PROBLEM DETAILS:
Note how many lines in the entries contain the string "wife", then give that number and nothing else.

· · ·

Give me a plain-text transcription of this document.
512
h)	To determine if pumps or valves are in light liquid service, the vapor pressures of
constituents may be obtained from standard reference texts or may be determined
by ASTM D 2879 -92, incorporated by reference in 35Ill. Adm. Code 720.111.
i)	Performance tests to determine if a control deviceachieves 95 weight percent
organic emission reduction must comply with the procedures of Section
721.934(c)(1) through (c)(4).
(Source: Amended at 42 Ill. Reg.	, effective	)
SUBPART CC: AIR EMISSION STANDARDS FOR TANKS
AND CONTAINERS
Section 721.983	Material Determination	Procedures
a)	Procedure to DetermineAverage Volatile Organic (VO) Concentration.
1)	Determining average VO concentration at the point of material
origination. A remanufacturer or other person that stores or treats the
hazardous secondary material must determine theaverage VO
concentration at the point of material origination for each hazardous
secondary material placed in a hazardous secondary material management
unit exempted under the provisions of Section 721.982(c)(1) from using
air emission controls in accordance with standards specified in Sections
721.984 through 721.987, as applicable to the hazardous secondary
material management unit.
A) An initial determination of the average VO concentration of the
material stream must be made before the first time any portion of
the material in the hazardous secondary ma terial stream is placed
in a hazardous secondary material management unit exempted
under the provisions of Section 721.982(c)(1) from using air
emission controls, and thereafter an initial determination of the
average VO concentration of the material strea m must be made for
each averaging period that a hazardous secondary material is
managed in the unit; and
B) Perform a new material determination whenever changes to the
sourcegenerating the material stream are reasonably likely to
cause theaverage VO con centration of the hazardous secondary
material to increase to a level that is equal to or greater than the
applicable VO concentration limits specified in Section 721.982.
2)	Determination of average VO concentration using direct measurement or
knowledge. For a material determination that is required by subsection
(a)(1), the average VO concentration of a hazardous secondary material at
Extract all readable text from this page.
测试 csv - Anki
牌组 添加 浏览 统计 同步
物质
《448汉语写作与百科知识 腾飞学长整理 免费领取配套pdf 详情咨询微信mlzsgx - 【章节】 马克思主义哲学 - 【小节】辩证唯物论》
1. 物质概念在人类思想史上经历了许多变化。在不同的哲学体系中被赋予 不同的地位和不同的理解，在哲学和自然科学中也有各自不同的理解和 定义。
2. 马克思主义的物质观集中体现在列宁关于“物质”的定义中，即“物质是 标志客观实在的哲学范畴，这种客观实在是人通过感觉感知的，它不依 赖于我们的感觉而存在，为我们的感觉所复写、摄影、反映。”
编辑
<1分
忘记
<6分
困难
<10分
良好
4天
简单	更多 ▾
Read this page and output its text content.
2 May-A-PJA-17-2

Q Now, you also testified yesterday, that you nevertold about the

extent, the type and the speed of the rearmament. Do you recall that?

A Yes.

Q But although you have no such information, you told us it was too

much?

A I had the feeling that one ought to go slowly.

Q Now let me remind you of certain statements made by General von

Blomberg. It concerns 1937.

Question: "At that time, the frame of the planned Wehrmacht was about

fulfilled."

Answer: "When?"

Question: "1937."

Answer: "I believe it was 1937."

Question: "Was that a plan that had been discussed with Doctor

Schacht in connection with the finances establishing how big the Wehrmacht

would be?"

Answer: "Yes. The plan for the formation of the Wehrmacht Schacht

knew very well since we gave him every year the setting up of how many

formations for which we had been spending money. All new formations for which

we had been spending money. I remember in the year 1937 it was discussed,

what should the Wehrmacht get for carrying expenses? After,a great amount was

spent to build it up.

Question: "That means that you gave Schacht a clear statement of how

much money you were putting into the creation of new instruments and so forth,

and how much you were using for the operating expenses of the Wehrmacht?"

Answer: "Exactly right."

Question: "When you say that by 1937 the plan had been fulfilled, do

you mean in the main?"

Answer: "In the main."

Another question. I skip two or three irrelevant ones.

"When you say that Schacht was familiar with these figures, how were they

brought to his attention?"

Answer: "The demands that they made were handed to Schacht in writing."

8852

· · ·

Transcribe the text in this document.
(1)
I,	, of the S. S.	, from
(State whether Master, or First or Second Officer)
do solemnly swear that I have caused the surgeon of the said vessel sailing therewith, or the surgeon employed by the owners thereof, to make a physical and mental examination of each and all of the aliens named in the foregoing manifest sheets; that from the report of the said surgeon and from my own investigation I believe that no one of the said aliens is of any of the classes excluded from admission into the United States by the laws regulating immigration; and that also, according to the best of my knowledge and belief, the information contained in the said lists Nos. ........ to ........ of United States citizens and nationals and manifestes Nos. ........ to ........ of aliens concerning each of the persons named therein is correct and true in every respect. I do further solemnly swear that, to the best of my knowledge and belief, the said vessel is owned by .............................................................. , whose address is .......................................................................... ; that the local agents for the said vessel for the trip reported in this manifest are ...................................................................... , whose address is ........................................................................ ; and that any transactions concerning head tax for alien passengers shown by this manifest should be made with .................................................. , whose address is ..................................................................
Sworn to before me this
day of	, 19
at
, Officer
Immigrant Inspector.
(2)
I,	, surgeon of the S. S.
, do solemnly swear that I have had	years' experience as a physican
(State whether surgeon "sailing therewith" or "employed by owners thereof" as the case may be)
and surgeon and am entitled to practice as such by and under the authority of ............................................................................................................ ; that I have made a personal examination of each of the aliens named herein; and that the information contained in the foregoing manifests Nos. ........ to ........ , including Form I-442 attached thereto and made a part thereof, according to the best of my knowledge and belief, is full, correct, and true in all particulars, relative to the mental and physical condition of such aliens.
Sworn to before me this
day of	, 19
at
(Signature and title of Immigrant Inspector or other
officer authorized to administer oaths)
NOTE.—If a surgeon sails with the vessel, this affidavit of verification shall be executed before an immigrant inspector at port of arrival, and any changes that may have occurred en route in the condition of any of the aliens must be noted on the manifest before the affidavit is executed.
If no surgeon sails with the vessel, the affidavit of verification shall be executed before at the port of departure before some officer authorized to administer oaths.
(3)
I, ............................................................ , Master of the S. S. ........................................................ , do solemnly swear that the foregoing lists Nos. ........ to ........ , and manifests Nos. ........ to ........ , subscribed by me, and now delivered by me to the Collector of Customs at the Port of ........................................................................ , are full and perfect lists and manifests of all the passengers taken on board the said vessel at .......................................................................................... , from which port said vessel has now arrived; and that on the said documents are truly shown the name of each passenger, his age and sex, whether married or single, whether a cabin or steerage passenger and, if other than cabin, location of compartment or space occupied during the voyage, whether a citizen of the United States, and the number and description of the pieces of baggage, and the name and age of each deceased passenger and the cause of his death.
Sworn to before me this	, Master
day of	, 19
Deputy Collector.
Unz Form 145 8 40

· · ·

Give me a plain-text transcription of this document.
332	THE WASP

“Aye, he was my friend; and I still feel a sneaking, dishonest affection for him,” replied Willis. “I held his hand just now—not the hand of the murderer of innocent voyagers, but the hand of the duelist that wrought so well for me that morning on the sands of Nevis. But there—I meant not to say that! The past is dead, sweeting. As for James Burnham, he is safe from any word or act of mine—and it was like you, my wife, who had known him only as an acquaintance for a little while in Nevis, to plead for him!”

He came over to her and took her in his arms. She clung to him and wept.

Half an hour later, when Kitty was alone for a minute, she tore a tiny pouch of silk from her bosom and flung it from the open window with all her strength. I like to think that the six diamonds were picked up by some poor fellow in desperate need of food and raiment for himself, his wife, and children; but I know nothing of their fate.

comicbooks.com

· · ·

EXERCISE RESULT:
2